--- begin INPUT ---

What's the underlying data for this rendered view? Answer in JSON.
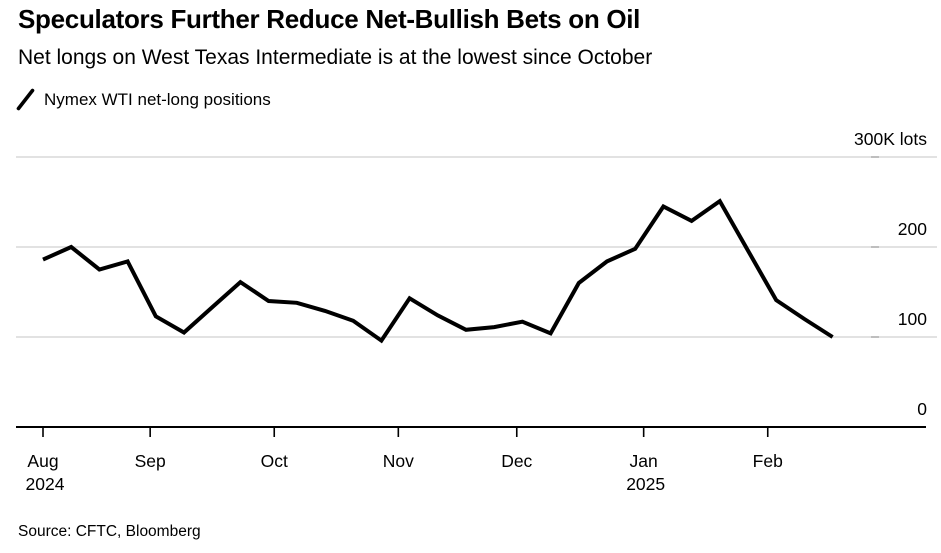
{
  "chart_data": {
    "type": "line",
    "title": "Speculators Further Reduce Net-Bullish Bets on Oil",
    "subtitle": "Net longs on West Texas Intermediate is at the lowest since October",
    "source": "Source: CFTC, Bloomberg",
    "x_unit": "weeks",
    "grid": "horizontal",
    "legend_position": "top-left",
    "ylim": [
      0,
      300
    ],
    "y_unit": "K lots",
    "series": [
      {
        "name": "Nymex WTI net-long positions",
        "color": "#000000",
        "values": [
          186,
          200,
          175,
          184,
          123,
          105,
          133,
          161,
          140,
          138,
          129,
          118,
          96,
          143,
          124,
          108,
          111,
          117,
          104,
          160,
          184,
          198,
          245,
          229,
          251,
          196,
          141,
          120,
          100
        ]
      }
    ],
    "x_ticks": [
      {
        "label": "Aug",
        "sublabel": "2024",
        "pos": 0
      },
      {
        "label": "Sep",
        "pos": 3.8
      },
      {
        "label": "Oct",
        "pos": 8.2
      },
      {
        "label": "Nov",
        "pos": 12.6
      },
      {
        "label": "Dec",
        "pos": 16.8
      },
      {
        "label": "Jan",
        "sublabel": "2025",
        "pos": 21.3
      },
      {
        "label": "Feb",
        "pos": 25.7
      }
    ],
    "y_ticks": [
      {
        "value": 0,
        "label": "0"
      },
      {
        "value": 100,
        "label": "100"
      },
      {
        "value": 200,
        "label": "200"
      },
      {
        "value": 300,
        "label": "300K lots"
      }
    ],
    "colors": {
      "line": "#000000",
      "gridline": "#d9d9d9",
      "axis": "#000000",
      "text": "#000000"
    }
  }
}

--- end INPUT ---
--- begin INPUT ---

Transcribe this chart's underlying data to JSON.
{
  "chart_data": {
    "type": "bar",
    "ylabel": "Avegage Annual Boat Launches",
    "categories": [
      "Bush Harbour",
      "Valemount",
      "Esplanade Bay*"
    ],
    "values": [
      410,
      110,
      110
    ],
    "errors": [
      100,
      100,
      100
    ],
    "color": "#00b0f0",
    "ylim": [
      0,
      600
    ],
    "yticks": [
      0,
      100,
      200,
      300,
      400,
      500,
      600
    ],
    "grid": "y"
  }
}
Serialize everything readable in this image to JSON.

--- end INPUT ---
--- begin INPUT ---

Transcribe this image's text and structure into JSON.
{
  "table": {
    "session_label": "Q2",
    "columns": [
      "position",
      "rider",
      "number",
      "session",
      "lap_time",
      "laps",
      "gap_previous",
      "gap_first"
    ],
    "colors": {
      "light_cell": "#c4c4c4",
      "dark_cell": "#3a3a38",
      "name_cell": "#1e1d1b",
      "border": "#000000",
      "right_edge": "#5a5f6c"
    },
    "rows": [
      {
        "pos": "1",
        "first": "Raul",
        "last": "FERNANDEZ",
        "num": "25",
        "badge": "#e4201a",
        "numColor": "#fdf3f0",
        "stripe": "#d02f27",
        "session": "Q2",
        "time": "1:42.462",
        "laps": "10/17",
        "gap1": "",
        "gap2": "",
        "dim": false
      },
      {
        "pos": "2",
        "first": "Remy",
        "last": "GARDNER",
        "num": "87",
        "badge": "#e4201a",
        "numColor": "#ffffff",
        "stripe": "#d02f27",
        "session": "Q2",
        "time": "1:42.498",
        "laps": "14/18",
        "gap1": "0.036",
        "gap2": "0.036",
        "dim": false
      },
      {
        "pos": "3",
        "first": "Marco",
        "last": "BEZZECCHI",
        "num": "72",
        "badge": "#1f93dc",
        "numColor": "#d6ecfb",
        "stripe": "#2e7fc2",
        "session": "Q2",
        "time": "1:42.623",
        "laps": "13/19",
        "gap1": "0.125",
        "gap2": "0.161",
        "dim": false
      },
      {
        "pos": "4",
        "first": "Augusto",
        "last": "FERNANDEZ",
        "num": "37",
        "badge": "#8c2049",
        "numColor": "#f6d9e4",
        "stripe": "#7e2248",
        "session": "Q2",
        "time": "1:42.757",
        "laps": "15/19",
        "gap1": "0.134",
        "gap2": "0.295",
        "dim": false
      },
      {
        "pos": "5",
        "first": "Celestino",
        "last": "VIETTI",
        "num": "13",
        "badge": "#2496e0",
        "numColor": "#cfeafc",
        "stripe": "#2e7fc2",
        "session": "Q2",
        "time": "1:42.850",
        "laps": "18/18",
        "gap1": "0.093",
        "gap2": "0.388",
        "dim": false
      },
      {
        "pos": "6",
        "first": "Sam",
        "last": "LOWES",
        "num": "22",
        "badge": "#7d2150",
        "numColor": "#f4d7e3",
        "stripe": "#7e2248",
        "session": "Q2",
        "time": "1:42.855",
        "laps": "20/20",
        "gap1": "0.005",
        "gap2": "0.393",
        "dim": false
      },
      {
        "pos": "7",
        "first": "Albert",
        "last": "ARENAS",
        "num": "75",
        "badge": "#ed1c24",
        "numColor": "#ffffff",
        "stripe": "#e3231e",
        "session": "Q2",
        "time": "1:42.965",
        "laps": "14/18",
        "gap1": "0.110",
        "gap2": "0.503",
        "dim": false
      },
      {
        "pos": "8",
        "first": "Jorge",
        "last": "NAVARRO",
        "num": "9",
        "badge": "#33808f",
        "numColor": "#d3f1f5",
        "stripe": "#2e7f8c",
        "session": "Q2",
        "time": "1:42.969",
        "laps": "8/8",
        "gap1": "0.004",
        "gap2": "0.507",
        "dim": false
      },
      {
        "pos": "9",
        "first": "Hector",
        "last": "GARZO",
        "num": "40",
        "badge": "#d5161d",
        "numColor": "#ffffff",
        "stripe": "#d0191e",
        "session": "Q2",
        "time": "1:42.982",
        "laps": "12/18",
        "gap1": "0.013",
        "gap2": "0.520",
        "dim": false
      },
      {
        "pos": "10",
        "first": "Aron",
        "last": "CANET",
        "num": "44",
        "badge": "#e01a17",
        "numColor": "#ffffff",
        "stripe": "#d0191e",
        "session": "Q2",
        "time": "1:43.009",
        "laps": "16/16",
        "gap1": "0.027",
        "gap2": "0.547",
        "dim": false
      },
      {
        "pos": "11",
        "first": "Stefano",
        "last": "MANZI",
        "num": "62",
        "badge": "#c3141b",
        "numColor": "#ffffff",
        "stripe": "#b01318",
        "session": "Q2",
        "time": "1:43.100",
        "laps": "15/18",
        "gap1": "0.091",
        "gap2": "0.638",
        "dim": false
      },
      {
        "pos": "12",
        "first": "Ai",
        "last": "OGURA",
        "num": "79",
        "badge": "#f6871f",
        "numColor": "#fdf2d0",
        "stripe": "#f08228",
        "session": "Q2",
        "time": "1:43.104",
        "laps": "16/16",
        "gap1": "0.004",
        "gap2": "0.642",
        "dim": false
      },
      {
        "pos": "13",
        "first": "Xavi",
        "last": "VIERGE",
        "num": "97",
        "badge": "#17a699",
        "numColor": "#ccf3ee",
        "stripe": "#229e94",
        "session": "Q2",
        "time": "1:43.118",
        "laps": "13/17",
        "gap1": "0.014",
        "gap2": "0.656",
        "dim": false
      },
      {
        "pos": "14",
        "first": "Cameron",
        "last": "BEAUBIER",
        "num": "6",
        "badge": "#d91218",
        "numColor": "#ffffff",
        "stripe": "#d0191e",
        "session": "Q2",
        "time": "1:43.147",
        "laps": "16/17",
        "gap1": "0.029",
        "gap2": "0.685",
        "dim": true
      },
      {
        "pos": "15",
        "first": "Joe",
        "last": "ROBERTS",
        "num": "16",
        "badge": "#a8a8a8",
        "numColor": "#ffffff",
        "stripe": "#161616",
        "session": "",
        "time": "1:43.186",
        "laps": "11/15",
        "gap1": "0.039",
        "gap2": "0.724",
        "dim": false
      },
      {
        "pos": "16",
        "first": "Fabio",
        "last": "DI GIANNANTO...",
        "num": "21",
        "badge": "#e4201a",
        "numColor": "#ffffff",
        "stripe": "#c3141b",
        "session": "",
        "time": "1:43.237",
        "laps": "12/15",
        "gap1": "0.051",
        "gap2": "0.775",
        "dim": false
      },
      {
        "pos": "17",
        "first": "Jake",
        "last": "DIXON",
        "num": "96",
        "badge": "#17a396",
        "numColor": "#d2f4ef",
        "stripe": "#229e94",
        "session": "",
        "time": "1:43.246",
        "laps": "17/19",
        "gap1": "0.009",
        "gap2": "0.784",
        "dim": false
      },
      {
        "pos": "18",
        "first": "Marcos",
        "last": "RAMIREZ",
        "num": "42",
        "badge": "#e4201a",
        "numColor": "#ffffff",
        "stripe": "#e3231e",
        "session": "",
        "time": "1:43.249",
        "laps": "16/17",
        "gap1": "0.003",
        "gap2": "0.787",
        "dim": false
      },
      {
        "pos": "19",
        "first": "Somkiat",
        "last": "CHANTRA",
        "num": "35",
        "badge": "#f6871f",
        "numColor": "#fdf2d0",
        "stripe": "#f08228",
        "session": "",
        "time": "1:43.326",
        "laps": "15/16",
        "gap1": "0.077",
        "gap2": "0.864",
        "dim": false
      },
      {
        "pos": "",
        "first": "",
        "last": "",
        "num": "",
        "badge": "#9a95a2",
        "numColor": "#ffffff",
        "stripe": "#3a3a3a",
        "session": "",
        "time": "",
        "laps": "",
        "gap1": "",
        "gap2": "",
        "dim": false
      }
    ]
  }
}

--- end INPUT ---

• _DIRECTION_
Give again, word for word, only the lines running from the line with "Transcribe this chart's" through the line with "Serialize everything readable"; include both of those lines.

• _EXERCISE RESPONSE_
Transcribe this chart's underlying data to JSON.
{
  "chart_data": {
    "type": "bar",
    "ylabel": "Avegage Annual Boat Launches",
    "categories": [
      "Bush Harbour",
      "Valemount",
      "Esplanade Bay*"
    ],
    "values": [
      410,
      110,
      110
    ],
    "errors": [
      100,
      100,
      100
    ],
    "color": "#00b0f0",
    "ylim": [
      0,
      600
    ],
    "yticks": [
      0,
      100,
      200,
      300,
      400,
      500,
      600
    ],
    "grid": "y"
  }
}
Serialize everything readable in this image to JSON.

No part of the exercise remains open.